[Stored entries]
-------
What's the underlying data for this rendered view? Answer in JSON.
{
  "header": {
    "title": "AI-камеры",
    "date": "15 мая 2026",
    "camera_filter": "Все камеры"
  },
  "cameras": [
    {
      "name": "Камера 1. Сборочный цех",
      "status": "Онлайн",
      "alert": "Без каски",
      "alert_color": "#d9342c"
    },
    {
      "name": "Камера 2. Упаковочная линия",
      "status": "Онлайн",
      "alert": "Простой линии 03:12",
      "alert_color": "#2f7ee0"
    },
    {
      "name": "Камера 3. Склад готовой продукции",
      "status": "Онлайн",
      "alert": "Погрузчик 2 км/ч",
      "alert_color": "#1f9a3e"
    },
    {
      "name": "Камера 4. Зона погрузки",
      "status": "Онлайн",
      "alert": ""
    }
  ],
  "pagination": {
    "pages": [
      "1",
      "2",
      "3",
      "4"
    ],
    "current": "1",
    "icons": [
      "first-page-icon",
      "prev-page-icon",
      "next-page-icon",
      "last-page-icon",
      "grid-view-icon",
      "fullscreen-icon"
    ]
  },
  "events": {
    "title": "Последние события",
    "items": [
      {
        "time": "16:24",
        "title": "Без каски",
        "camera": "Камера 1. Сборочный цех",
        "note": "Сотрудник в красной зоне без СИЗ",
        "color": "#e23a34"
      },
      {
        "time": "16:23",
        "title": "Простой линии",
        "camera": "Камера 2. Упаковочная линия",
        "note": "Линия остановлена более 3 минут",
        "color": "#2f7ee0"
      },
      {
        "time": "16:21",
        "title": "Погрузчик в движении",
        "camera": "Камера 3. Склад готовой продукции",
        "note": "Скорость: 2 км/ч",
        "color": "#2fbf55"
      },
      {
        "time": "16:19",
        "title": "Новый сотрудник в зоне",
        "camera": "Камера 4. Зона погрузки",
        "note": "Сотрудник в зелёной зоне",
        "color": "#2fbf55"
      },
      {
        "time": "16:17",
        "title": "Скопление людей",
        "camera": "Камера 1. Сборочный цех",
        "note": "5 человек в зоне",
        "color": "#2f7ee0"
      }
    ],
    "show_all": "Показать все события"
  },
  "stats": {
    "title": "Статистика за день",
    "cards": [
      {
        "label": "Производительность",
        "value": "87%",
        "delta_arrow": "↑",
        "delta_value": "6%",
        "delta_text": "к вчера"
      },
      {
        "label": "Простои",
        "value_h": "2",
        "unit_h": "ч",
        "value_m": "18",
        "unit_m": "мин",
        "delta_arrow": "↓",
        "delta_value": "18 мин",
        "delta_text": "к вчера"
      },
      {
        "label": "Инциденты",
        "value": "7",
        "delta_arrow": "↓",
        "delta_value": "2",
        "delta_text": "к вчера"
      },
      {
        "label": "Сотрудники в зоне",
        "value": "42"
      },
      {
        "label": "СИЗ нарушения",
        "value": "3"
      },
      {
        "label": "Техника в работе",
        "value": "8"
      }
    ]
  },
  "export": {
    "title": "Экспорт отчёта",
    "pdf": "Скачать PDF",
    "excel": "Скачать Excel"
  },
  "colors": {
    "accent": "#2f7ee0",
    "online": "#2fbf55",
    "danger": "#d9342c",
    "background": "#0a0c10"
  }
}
-------
> Short problem:
Print every line of the records exactly. Omit nothing.

> Exercise result:
What's the underlying data for this rendered view? Answer in JSON.
{
  "header": {
    "title": "AI-камеры",
    "date": "15 мая 2026",
    "camera_filter": "Все камеры"
  },
  "cameras": [
    {
      "name": "Камера 1. Сборочный цех",
      "status": "Онлайн",
      "alert": "Без каски",
      "alert_color": "#d9342c"
    },
    {
      "name": "Камера 2. Упаковочная линия",
      "status": "Онлайн",
      "alert": "Простой линии 03:12",
      "alert_color": "#2f7ee0"
    },
    {
      "name": "Камера 3. Склад готовой продукции",
      "status": "Онлайн",
      "alert": "Погрузчик 2 км/ч",
      "alert_color": "#1f9a3e"
    },
    {
      "name": "Камера 4. Зона погрузки",
      "status": "Онлайн",
      "alert": ""
    }
  ],
  "pagination": {
    "pages": [
      "1",
      "2",
      "3",
      "4"
    ],
    "current": "1",
    "icons": [
      "first-page-icon",
      "prev-page-icon",
      "next-page-icon",
      "last-page-icon",
      "grid-view-icon",
      "fullscreen-icon"
    ]
  },
  "events": {
    "title": "Последние события",
    "items": [
      {
        "time": "16:24",
        "title": "Без каски",
        "camera": "Камера 1. Сборочный цех",
        "note": "Сотрудник в красной зоне без СИЗ",
        "color": "#e23a34"
      },
      {
        "time": "16:23",
        "title": "Простой линии",
        "camera": "Камера 2. Упаковочная линия",
        "note": "Линия остановлена более 3 минут",
        "color": "#2f7ee0"
      },
      {
        "time": "16:21",
        "title": "Погрузчик в движении",
        "camera": "Камера 3. Склад готовой продукции",
        "note": "Скорость: 2 км/ч",
        "color": "#2fbf55"
      },
      {
        "time": "16:19",
        "title": "Новый сотрудник в зоне",
        "camera": "Камера 4. Зона погрузки",
        "note": "Сотрудник в зелёной зоне",
        "color": "#2fbf55"
      },
      {
        "time": "16:17",
        "title": "Скопление людей",
        "camera": "Камера 1. Сборочный цех",
        "note": "5 человек в зоне",
        "color": "#2f7ee0"
      }
    ],
    "show_all": "Показать все события"
  },
  "stats": {
    "title": "Статистика за день",
    "cards": [
      {
        "label": "Производительность",
        "value": "87%",
        "delta_arrow": "↑",
        "delta_value": "6%",
        "delta_text": "к вчера"
      },
      {
        "label": "Простои",
        "value_h": "2",
        "unit_h": "ч",
        "value_m": "18",
        "unit_m": "мин",
        "delta_arrow": "↓",
        "delta_value": "18 мин",
        "delta_text": "к вчера"
      },
      {
        "label": "Инциденты",
        "value": "7",
        "delta_arrow": "↓",
        "delta_value": "2",
        "delta_text": "к вчера"
      },
      {
        "label": "Сотрудники в зоне",
        "value": "42"
      },
      {
        "label": "СИЗ нарушения",
        "value": "3"
      },
      {
        "label": "Техника в работе",
        "value": "8"
      }
    ]
  },
  "export": {
    "title": "Экспорт отчёта",
    "pdf": "Скачать PDF",
    "excel": "Скачать Excel"
  },
  "colors": {
    "accent": "#2f7ee0",
    "online": "#2fbf55",
    "danger": "#d9342c",
    "background": "#0a0c10"
  }
}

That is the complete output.